■ Raw records ■
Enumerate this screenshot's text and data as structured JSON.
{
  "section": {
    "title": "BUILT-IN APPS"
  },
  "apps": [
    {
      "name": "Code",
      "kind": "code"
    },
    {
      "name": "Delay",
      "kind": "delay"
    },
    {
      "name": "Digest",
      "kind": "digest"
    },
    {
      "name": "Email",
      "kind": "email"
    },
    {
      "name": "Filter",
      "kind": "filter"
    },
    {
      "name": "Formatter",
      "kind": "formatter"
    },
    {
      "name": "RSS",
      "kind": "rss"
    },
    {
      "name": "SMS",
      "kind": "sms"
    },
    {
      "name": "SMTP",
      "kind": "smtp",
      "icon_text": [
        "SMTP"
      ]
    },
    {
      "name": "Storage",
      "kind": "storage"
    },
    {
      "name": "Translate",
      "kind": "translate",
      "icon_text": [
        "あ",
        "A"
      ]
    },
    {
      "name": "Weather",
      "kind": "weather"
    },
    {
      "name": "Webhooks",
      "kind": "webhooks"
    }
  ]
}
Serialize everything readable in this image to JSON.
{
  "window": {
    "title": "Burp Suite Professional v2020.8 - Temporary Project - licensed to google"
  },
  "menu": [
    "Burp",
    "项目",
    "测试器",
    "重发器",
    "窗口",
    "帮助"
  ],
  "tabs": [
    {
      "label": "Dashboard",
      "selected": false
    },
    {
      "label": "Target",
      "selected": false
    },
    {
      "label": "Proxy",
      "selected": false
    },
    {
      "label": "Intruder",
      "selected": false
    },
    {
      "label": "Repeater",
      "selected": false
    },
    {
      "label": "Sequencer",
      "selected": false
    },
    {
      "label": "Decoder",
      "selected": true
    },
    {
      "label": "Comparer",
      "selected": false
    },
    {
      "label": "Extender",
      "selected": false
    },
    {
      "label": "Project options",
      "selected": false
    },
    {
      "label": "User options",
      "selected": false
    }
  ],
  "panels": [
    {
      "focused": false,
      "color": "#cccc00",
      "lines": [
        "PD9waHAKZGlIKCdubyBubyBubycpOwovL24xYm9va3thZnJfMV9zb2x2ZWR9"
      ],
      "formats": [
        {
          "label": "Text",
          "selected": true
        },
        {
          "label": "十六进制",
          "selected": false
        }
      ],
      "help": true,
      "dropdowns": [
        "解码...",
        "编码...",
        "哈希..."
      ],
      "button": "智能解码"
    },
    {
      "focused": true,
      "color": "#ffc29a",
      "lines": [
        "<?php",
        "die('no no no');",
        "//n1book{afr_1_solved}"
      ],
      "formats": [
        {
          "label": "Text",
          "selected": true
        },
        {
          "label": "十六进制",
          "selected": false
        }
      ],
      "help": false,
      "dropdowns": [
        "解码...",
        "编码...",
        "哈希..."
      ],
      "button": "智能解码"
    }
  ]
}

■ Work instructions ■
Would you give the material above again, complete and exact?

■ Task solution ■
Enumerate this screenshot's text and data as structured JSON.
{
  "section": {
    "title": "BUILT-IN APPS"
  },
  "apps": [
    {
      "name": "Code",
      "kind": "code"
    },
    {
      "name": "Delay",
      "kind": "delay"
    },
    {
      "name": "Digest",
      "kind": "digest"
    },
    {
      "name": "Email",
      "kind": "email"
    },
    {
      "name": "Filter",
      "kind": "filter"
    },
    {
      "name": "Formatter",
      "kind": "formatter"
    },
    {
      "name": "RSS",
      "kind": "rss"
    },
    {
      "name": "SMS",
      "kind": "sms"
    },
    {
      "name": "SMTP",
      "kind": "smtp",
      "icon_text": [
        "SMTP"
      ]
    },
    {
      "name": "Storage",
      "kind": "storage"
    },
    {
      "name": "Translate",
      "kind": "translate",
      "icon_text": [
        "あ",
        "A"
      ]
    },
    {
      "name": "Weather",
      "kind": "weather"
    },
    {
      "name": "Webhooks",
      "kind": "webhooks"
    }
  ]
}
Serialize everything readable in this image to JSON.
{
  "window": {
    "title": "Burp Suite Professional v2020.8 - Temporary Project - licensed to google"
  },
  "menu": [
    "Burp",
    "项目",
    "测试器",
    "重发器",
    "窗口",
    "帮助"
  ],
  "tabs": [
    {
      "label": "Dashboard",
      "selected": false
    },
    {
      "label": "Target",
      "selected": false
    },
    {
      "label": "Proxy",
      "selected": false
    },
    {
      "label": "Intruder",
      "selected": false
    },
    {
      "label": "Repeater",
      "selected": false
    },
    {
      "label": "Sequencer",
      "selected": false
    },
    {
      "label": "Decoder",
      "selected": true
    },
    {
      "label": "Comparer",
      "selected": false
    },
    {
      "label": "Extender",
      "selected": false
    },
    {
      "label": "Project options",
      "selected": false
    },
    {
      "label": "User options",
      "selected": false
    }
  ],
  "panels": [
    {
      "focused": false,
      "color": "#cccc00",
      "lines": [
        "PD9waHAKZGlIKCdubyBubyBubycpOwovL24xYm9va3thZnJfMV9zb2x2ZWR9"
      ],
      "formats": [
        {
          "label": "Text",
          "selected": true
        },
        {
          "label": "十六进制",
          "selected": false
        }
      ],
      "help": true,
      "dropdowns": [
        "解码...",
        "编码...",
        "哈希..."
      ],
      "button": "智能解码"
    },
    {
      "focused": true,
      "color": "#ffc29a",
      "lines": [
        "<?php",
        "die('no no no');",
        "//n1book{afr_1_solved}"
      ],
      "formats": [
        {
          "label": "Text",
          "selected": true
        },
        {
          "label": "十六进制",
          "selected": false
        }
      ],
      "help": false,
      "dropdowns": [
        "解码...",
        "编码...",
        "哈希..."
      ],
      "button": "智能解码"
    }
  ]
}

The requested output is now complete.